──────── Dataset entries ────────

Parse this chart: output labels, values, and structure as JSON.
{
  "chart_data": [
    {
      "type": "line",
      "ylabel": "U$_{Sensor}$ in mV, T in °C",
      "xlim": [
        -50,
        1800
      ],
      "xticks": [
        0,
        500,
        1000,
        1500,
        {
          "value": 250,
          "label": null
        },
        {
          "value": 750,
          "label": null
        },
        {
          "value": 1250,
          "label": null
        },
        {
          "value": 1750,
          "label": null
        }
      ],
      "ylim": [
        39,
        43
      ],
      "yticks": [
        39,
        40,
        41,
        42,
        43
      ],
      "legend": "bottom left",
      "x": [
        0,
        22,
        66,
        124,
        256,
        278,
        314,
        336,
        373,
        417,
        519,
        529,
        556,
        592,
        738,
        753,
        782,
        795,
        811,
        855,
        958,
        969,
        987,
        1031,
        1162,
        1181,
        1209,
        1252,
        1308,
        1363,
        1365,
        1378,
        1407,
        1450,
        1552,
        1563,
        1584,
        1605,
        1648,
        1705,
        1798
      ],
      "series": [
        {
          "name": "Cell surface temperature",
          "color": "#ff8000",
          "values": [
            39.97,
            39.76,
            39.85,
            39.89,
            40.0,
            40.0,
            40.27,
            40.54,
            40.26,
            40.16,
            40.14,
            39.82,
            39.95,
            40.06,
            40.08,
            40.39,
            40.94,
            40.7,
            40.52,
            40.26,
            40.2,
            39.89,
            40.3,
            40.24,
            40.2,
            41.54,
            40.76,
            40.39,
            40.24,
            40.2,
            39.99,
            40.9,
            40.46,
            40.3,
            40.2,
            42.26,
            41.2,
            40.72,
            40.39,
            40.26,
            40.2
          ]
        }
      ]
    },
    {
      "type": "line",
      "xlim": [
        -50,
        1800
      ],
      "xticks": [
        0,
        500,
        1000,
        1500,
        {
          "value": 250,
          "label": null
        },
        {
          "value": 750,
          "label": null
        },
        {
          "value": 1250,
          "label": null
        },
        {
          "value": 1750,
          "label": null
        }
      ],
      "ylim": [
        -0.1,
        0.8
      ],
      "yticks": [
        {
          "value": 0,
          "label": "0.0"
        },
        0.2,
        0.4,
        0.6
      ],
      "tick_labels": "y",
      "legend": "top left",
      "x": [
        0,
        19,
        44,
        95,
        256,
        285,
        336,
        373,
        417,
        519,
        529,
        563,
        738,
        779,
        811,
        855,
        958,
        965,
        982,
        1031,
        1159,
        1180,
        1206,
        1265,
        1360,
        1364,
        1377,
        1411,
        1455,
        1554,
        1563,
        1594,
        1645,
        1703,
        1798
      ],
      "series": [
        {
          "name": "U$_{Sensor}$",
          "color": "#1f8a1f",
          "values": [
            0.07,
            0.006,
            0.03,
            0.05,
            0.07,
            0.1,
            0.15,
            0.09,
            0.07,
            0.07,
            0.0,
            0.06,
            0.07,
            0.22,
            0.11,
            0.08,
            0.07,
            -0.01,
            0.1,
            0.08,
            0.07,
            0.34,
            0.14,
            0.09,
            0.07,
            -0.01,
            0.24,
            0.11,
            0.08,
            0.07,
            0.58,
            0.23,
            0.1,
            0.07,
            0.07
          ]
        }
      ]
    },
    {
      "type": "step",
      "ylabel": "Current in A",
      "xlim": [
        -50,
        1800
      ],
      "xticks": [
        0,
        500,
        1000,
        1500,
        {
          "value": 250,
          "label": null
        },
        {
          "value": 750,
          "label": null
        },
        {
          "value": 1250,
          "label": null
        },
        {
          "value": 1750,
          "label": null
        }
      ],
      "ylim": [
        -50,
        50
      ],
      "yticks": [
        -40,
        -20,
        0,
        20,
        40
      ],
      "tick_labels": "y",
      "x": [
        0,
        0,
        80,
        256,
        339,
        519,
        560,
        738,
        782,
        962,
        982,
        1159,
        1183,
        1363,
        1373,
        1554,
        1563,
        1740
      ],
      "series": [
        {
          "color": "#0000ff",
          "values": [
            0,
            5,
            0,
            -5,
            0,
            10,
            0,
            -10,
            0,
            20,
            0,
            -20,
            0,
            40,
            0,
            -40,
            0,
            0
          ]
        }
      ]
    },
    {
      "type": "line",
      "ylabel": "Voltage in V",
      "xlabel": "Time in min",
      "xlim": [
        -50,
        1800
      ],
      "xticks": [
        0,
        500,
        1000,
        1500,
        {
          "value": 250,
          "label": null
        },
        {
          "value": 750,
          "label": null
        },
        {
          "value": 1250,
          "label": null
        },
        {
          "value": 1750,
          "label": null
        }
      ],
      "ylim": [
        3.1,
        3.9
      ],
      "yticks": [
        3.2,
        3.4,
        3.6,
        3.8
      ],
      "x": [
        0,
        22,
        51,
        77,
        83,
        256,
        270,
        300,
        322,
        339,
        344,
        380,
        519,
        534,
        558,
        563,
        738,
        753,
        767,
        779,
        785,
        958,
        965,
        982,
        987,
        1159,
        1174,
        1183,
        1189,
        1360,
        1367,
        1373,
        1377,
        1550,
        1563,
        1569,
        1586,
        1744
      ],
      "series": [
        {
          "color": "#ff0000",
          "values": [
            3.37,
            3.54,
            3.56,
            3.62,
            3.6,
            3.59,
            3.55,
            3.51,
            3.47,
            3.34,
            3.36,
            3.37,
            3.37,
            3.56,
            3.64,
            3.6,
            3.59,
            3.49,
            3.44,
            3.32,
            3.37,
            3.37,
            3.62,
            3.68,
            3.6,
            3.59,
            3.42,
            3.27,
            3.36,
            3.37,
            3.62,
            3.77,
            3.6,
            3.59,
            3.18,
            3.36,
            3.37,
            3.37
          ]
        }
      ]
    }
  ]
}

────────

● **Aim of the task**
Give back the whole listing exactly as it reads.

● **Output for this task**
Parse this chart: output labels, values, and structure as JSON.
{
  "chart_data": [
    {
      "type": "line",
      "ylabel": "U$_{Sensor}$ in mV, T in °C",
      "xlim": [
        -50,
        1800
      ],
      "xticks": [
        0,
        500,
        1000,
        1500,
        {
          "value": 250,
          "label": null
        },
        {
          "value": 750,
          "label": null
        },
        {
          "value": 1250,
          "label": null
        },
        {
          "value": 1750,
          "label": null
        }
      ],
      "ylim": [
        39,
        43
      ],
      "yticks": [
        39,
        40,
        41,
        42,
        43
      ],
      "legend": "bottom left",
      "x": [
        0,
        22,
        66,
        124,
        256,
        278,
        314,
        336,
        373,
        417,
        519,
        529,
        556,
        592,
        738,
        753,
        782,
        795,
        811,
        855,
        958,
        969,
        987,
        1031,
        1162,
        1181,
        1209,
        1252,
        1308,
        1363,
        1365,
        1378,
        1407,
        1450,
        1552,
        1563,
        1584,
        1605,
        1648,
        1705,
        1798
      ],
      "series": [
        {
          "name": "Cell surface temperature",
          "color": "#ff8000",
          "values": [
            39.97,
            39.76,
            39.85,
            39.89,
            40.0,
            40.0,
            40.27,
            40.54,
            40.26,
            40.16,
            40.14,
            39.82,
            39.95,
            40.06,
            40.08,
            40.39,
            40.94,
            40.7,
            40.52,
            40.26,
            40.2,
            39.89,
            40.3,
            40.24,
            40.2,
            41.54,
            40.76,
            40.39,
            40.24,
            40.2,
            39.99,
            40.9,
            40.46,
            40.3,
            40.2,
            42.26,
            41.2,
            40.72,
            40.39,
            40.26,
            40.2
          ]
        }
      ]
    },
    {
      "type": "line",
      "xlim": [
        -50,
        1800
      ],
      "xticks": [
        0,
        500,
        1000,
        1500,
        {
          "value": 250,
          "label": null
        },
        {
          "value": 750,
          "label": null
        },
        {
          "value": 1250,
          "label": null
        },
        {
          "value": 1750,
          "label": null
        }
      ],
      "ylim": [
        -0.1,
        0.8
      ],
      "yticks": [
        {
          "value": 0,
          "label": "0.0"
        },
        0.2,
        0.4,
        0.6
      ],
      "tick_labels": "y",
      "legend": "top left",
      "x": [
        0,
        19,
        44,
        95,
        256,
        285,
        336,
        373,
        417,
        519,
        529,
        563,
        738,
        779,
        811,
        855,
        958,
        965,
        982,
        1031,
        1159,
        1180,
        1206,
        1265,
        1360,
        1364,
        1377,
        1411,
        1455,
        1554,
        1563,
        1594,
        1645,
        1703,
        1798
      ],
      "series": [
        {
          "name": "U$_{Sensor}$",
          "color": "#1f8a1f",
          "values": [
            0.07,
            0.006,
            0.03,
            0.05,
            0.07,
            0.1,
            0.15,
            0.09,
            0.07,
            0.07,
            0.0,
            0.06,
            0.07,
            0.22,
            0.11,
            0.08,
            0.07,
            -0.01,
            0.1,
            0.08,
            0.07,
            0.34,
            0.14,
            0.09,
            0.07,
            -0.01,
            0.24,
            0.11,
            0.08,
            0.07,
            0.58,
            0.23,
            0.1,
            0.07,
            0.07
          ]
        }
      ]
    },
    {
      "type": "step",
      "ylabel": "Current in A",
      "xlim": [
        -50,
        1800
      ],
      "xticks": [
        0,
        500,
        1000,
        1500,
        {
          "value": 250,
          "label": null
        },
        {
          "value": 750,
          "label": null
        },
        {
          "value": 1250,
          "label": null
        },
        {
          "value": 1750,
          "label": null
        }
      ],
      "ylim": [
        -50,
        50
      ],
      "yticks": [
        -40,
        -20,
        0,
        20,
        40
      ],
      "tick_labels": "y",
      "x": [
        0,
        0,
        80,
        256,
        339,
        519,
        560,
        738,
        782,
        962,
        982,
        1159,
        1183,
        1363,
        1373,
        1554,
        1563,
        1740
      ],
      "series": [
        {
          "color": "#0000ff",
          "values": [
            0,
            5,
            0,
            -5,
            0,
            10,
            0,
            -10,
            0,
            20,
            0,
            -20,
            0,
            40,
            0,
            -40,
            0,
            0
          ]
        }
      ]
    },
    {
      "type": "line",
      "ylabel": "Voltage in V",
      "xlabel": "Time in min",
      "xlim": [
        -50,
        1800
      ],
      "xticks": [
        0,
        500,
        1000,
        1500,
        {
          "value": 250,
          "label": null
        },
        {
          "value": 750,
          "label": null
        },
        {
          "value": 1250,
          "label": null
        },
        {
          "value": 1750,
          "label": null
        }
      ],
      "ylim": [
        3.1,
        3.9
      ],
      "yticks": [
        3.2,
        3.4,
        3.6,
        3.8
      ],
      "x": [
        0,
        22,
        51,
        77,
        83,
        256,
        270,
        300,
        322,
        339,
        344,
        380,
        519,
        534,
        558,
        563,
        738,
        753,
        767,
        779,
        785,
        958,
        965,
        982,
        987,
        1159,
        1174,
        1183,
        1189,
        1360,
        1367,
        1373,
        1377,
        1550,
        1563,
        1569,
        1586,
        1744
      ],
      "series": [
        {
          "color": "#ff0000",
          "values": [
            3.37,
            3.54,
            3.56,
            3.62,
            3.6,
            3.59,
            3.55,
            3.51,
            3.47,
            3.34,
            3.36,
            3.37,
            3.37,
            3.56,
            3.64,
            3.6,
            3.59,
            3.49,
            3.44,
            3.32,
            3.37,
            3.37,
            3.62,
            3.68,
            3.6,
            3.59,
            3.42,
            3.27,
            3.36,
            3.37,
            3.62,
            3.77,
            3.6,
            3.59,
            3.18,
            3.36,
            3.37,
            3.37
          ]
        }
      ]
    }
  ]
}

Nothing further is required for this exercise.